## AVAILABLE RECORDS
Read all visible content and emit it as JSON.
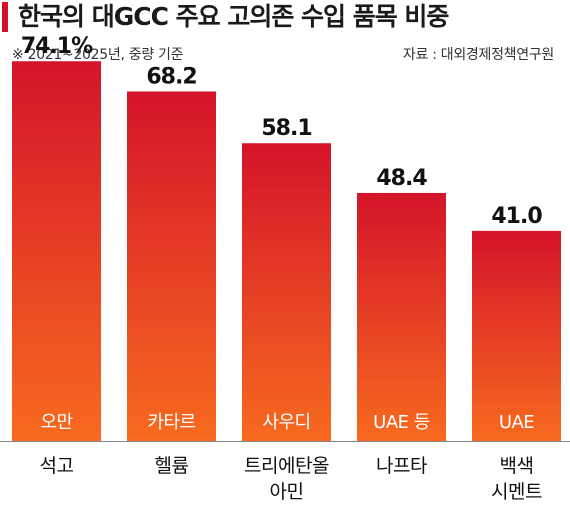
{
  "header": {
    "title": "한국의 대GCC 주요 고의존 수입 품목 비중",
    "subtitle": "※ 2021~2025년, 중량 기준",
    "source": "자료 : 대외경제정책연구원"
  },
  "colors": {
    "accent": "#d7102a",
    "bar_top": "#d4142a",
    "bar_bottom": "#f76a1f"
  },
  "chart_data": {
    "type": "bar",
    "title": "한국의 대GCC 주요 고의존 수입 품목 비중",
    "subtitle": "※ 2021~2025년, 중량 기준",
    "ylim": [
      0,
      80
    ],
    "grid": false,
    "categories": [
      "석고",
      "헬륨",
      "트리에탄올아민",
      "나프타",
      "백색시멘트"
    ],
    "category_lines": [
      [
        "석고"
      ],
      [
        "헬륨"
      ],
      [
        "트리에탄올",
        "아민"
      ],
      [
        "나프타"
      ],
      [
        "백색",
        "시멘트"
      ]
    ],
    "countries": [
      "오만",
      "카타르",
      "사우디",
      "UAE 등",
      "UAE"
    ],
    "values": [
      74.1,
      68.2,
      58.1,
      48.4,
      41.0
    ],
    "value_labels": [
      "74.1%",
      "68.2",
      "58.1",
      "48.4",
      "41.0"
    ]
  }
}
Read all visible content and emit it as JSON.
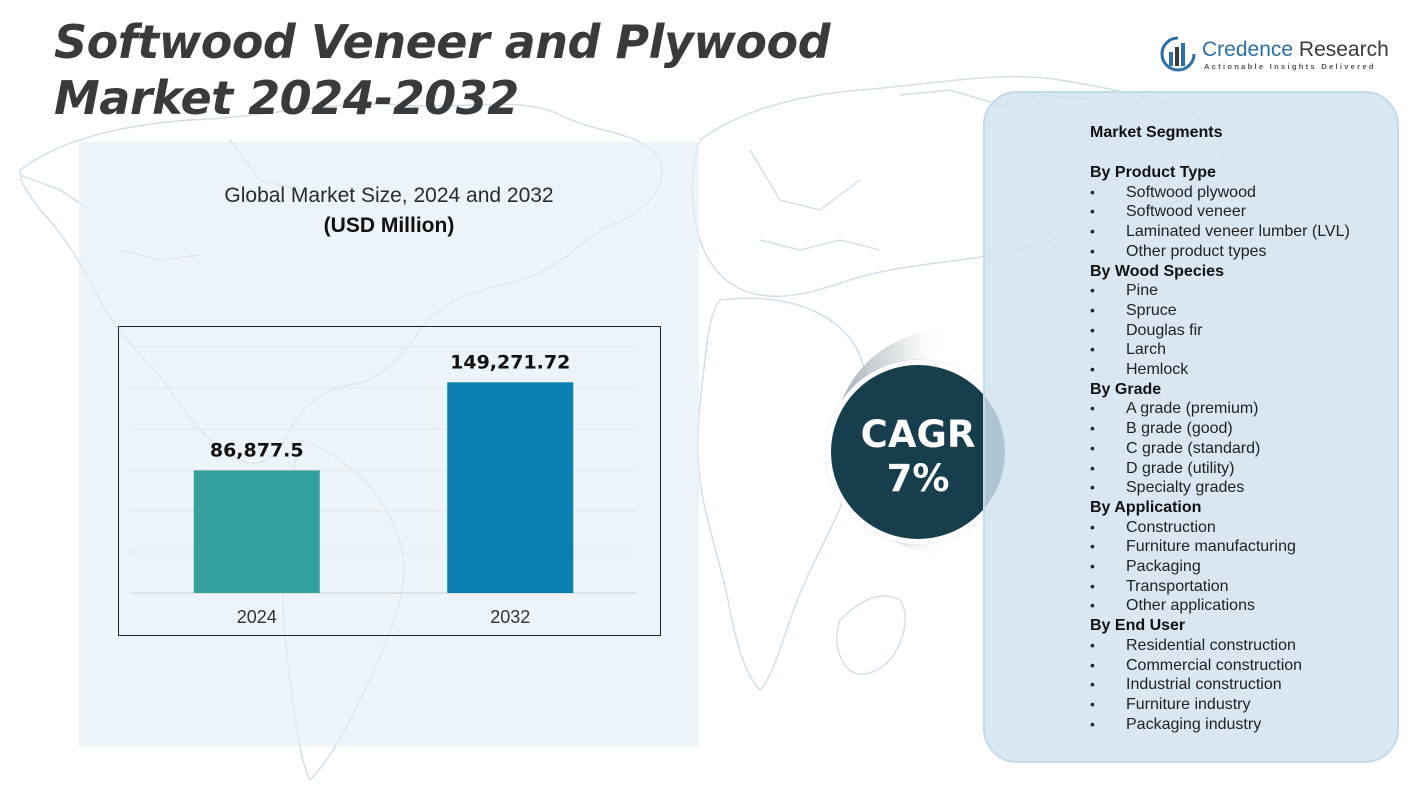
{
  "title": "Softwood Veneer and Plywood  Market 2024-2032",
  "brand": {
    "name_part1": "Credence",
    "name_part2": " Research",
    "tagline": "Actionable Insights Delivered"
  },
  "chart_data": {
    "type": "bar",
    "title": "Global Market Size, 2024 and 2032",
    "unit": "(USD Million)",
    "categories": [
      "2024",
      "2032"
    ],
    "values": [
      86877.5,
      149271.72
    ],
    "value_labels": [
      "86,877.5",
      "149,271.72"
    ],
    "colors": [
      "#35a19e",
      "#0a7fb0"
    ],
    "ylim": [
      0,
      175000
    ],
    "grid": true,
    "xlabel": "",
    "ylabel": ""
  },
  "cagr": {
    "label": "CAGR",
    "value": "7%"
  },
  "segments": {
    "heading": "Market Segments",
    "groups": [
      {
        "title": "By Product Type",
        "items": [
          "Softwood plywood",
          "Softwood veneer",
          "Laminated veneer lumber (LVL)",
          "Other product types"
        ]
      },
      {
        "title": "By Wood Species",
        "items": [
          "Pine",
          "Spruce",
          "Douglas fir",
          "Larch",
          "Hemlock"
        ]
      },
      {
        "title": "By Grade",
        "items": [
          "A grade (premium)",
          "B grade (good)",
          "C grade (standard)",
          "D grade (utility)",
          "Specialty grades"
        ]
      },
      {
        "title": "By Application",
        "items": [
          "Construction",
          "Furniture manufacturing",
          "Packaging",
          "Transportation",
          "Other applications"
        ]
      },
      {
        "title": "By End User",
        "items": [
          "Residential construction",
          "Commercial construction",
          "Industrial construction",
          "Furniture industry",
          "Packaging industry"
        ]
      }
    ]
  },
  "colors": {
    "cagr_circle": "#173e4d",
    "panel": "#d0e2ee",
    "logo_blue": "#2a6fa8"
  }
}
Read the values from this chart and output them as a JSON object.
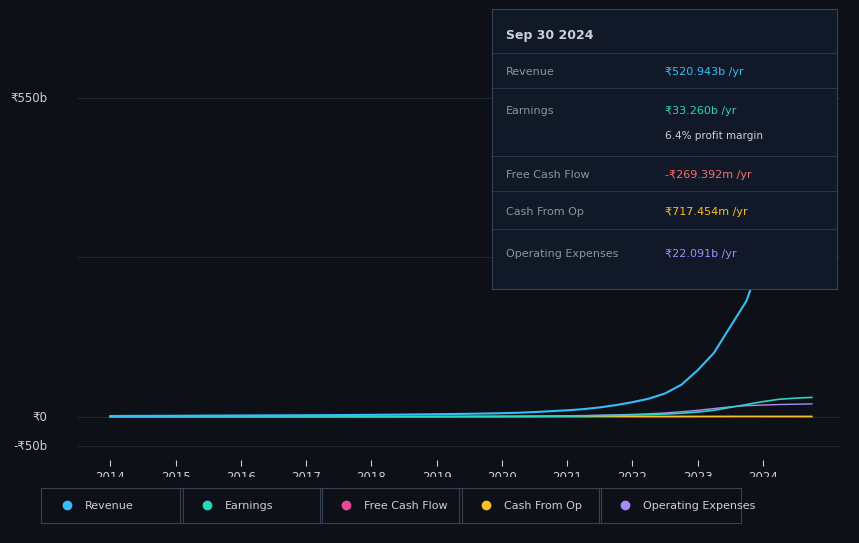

## TASK TO COMPLETE
Pictures in the records must not appear in the copy; transcribe everything else precisely.

## THE REPLY
Read all visible content and emit it as JSON.
{
  "header": {
    "title": "한국의 대GCC 주요 고의존 수입 품목 비중",
    "subtitle": "※ 2021~2025년, 중량 기준",
    "source": "자료 : 대외경제정책연구원"
  },
  "colors": {
    "accent": "#d7102a",
    "bar_top": "#d4142a",
    "bar_bottom": "#f76a1f"
  },
  "chart_data": {
    "type": "bar",
    "title": "한국의 대GCC 주요 고의존 수입 품목 비중",
    "subtitle": "※ 2021~2025년, 중량 기준",
    "ylim": [
      0,
      80
    ],
    "grid": false,
    "categories": [
      "석고",
      "헬륨",
      "트리에탄올아민",
      "나프타",
      "백색시멘트"
    ],
    "category_lines": [
      [
        "석고"
      ],
      [
        "헬륨"
      ],
      [
        "트리에탄올",
        "아민"
      ],
      [
        "나프타"
      ],
      [
        "백색",
        "시멘트"
      ]
    ],
    "countries": [
      "오만",
      "카타르",
      "사우디",
      "UAE 등",
      "UAE"
    ],
    "values": [
      74.1,
      68.2,
      58.1,
      48.4,
      41.0
    ],
    "value_labels": [
      "74.1%",
      "68.2",
      "58.1",
      "48.4",
      "41.0"
    ]
  }
}
Read all visible content and emit it as JSON.
{
  "title": "Softwood Veneer and Plywood  Market 2024-2032",
  "brand": {
    "name_part1": "Credence",
    "name_part2": " Research",
    "tagline": "Actionable Insights Delivered"
  },
  "chart_data": {
    "type": "bar",
    "title": "Global Market Size, 2024 and 2032",
    "unit": "(USD Million)",
    "categories": [
      "2024",
      "2032"
    ],
    "values": [
      86877.5,
      149271.72
    ],
    "value_labels": [
      "86,877.5",
      "149,271.72"
    ],
    "colors": [
      "#35a19e",
      "#0a7fb0"
    ],
    "ylim": [
      0,
      175000
    ],
    "grid": true,
    "xlabel": "",
    "ylabel": ""
  },
  "cagr": {
    "label": "CAGR",
    "value": "7%"
  },
  "segments": {
    "heading": "Market Segments",
    "groups": [
      {
        "title": "By Product Type",
        "items": [
          "Softwood plywood",
          "Softwood veneer",
          "Laminated veneer lumber (LVL)",
          "Other product types"
        ]
      },
      {
        "title": "By Wood Species",
        "items": [
          "Pine",
          "Spruce",
          "Douglas fir",
          "Larch",
          "Hemlock"
        ]
      },
      {
        "title": "By Grade",
        "items": [
          "A grade (premium)",
          "B grade (good)",
          "C grade (standard)",
          "D grade (utility)",
          "Specialty grades"
        ]
      },
      {
        "title": "By Application",
        "items": [
          "Construction",
          "Furniture manufacturing",
          "Packaging",
          "Transportation",
          "Other applications"
        ]
      },
      {
        "title": "By End User",
        "items": [
          "Residential construction",
          "Commercial construction",
          "Industrial construction",
          "Furniture industry",
          "Packaging industry"
        ]
      }
    ]
  },
  "colors": {
    "cagr_circle": "#173e4d",
    "panel": "#d0e2ee",
    "logo_blue": "#2a6fa8"
  }
}
Read the values from this chart and output them as a JSON object.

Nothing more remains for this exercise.